Extracted data entries:
════
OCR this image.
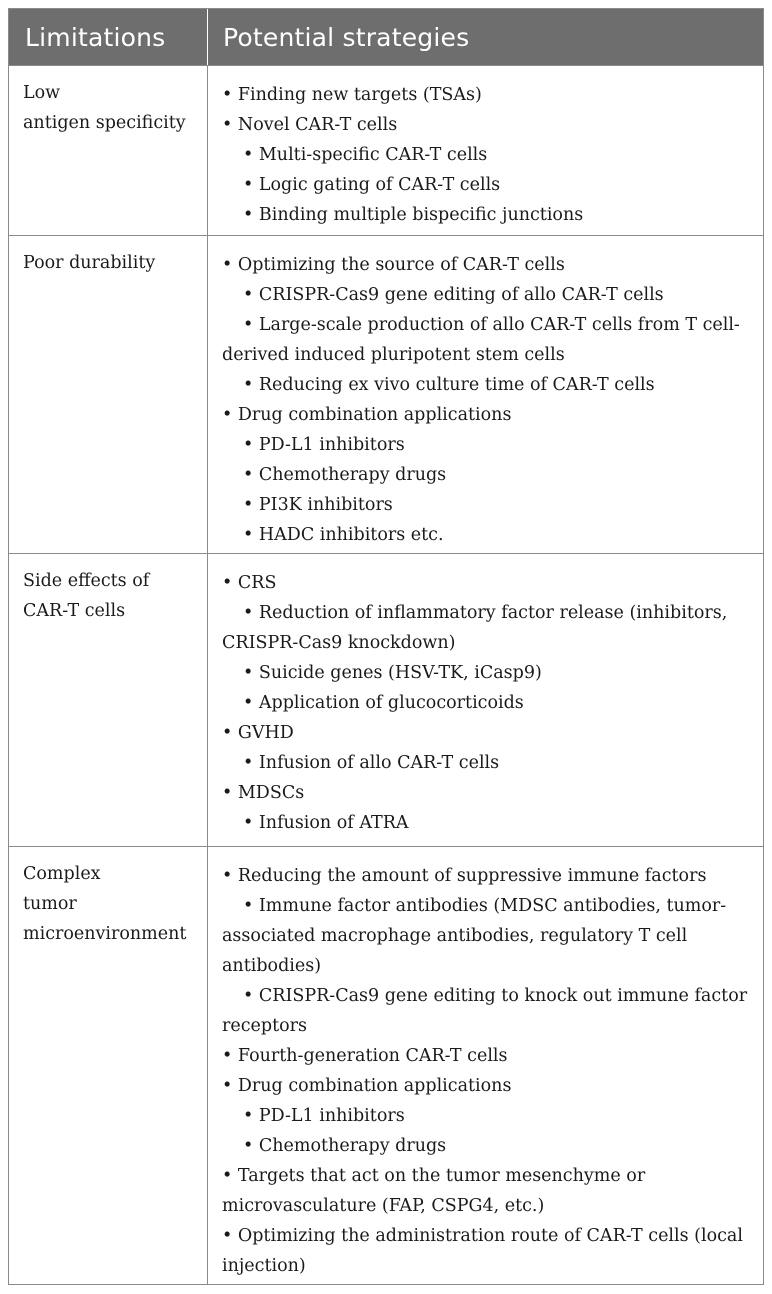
Limitations	Potential strategies
Low
antigen specificity

• Finding new targets (TSAs)

• Novel CAR-T cells

• Multi-specific CAR-T cells

• Logic gating of CAR-T cells

• Binding multiple bispecific junctions

Poor durability	• Optimizing the source of CAR-T cells

• CRISPR-Cas9 gene editing of allo CAR-T cells

• Large-scale production of allo CAR-T cells from T cell-derived induced pluripotent stem cells

• Reducing ex vivo culture time of CAR-T cells

• Drug combination applications

• PD-L1 inhibitors

• Chemotherapy drugs

• PI3K inhibitors

• HADC inhibitors etc.

Side effects of
CAR-T cells

• CRS

• Reduction of inflammatory factor release (inhibitors, CRISPR-Cas9 knockdown)

• Suicide genes (HSV-TK, iCasp9)

• Application of glucocorticoids

• GVHD

• Infusion of allo CAR-T cells

• MDSCs

• Infusion of ATRA

Complex
tumor
microenvironment

• Reducing the amount of suppressive immune factors

• Immune factor antibodies (MDSC antibodies, tumor-associated macrophage antibodies, regulatory T cell antibodies)

• CRISPR-Cas9 gene editing to knock out immune factor receptors

• Fourth-generation CAR-T cells

• Drug combination applications

• PD-L1 inhibitors

• Chemotherapy drugs

• Targets that act on the tumor mesenchyme or microvasculature (FAP, CSPG4, etc.)

• Optimizing the administration route of CAR-T cells (local injection)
════
_YOUR GOAL_: Retype all entries exactly; omit pictures.

_RESPONSE_:
OCR this image.
Limitations	Potential strategies
Low
antigen specificity

• Finding new targets (TSAs)

• Novel CAR-T cells

• Multi-specific CAR-T cells

• Logic gating of CAR-T cells

• Binding multiple bispecific junctions

Poor durability	• Optimizing the source of CAR-T cells

• CRISPR-Cas9 gene editing of allo CAR-T cells

• Large-scale production of allo CAR-T cells from T cell-derived induced pluripotent stem cells

• Reducing ex vivo culture time of CAR-T cells

• Drug combination applications

• PD-L1 inhibitors

• Chemotherapy drugs

• PI3K inhibitors

• HADC inhibitors etc.

Side effects of
CAR-T cells

• CRS

• Reduction of inflammatory factor release (inhibitors, CRISPR-Cas9 knockdown)

• Suicide genes (HSV-TK, iCasp9)

• Application of glucocorticoids

• GVHD

• Infusion of allo CAR-T cells

• MDSCs

• Infusion of ATRA

Complex
tumor
microenvironment

• Reducing the amount of suppressive immune factors

• Immune factor antibodies (MDSC antibodies, tumor-associated macrophage antibodies, regulatory T cell antibodies)

• CRISPR-Cas9 gene editing to knock out immune factor receptors

• Fourth-generation CAR-T cells

• Drug combination applications

• PD-L1 inhibitors

• Chemotherapy drugs

• Targets that act on the tumor mesenchyme or microvasculature (FAP, CSPG4, etc.)

• Optimizing the administration route of CAR-T cells (local injection)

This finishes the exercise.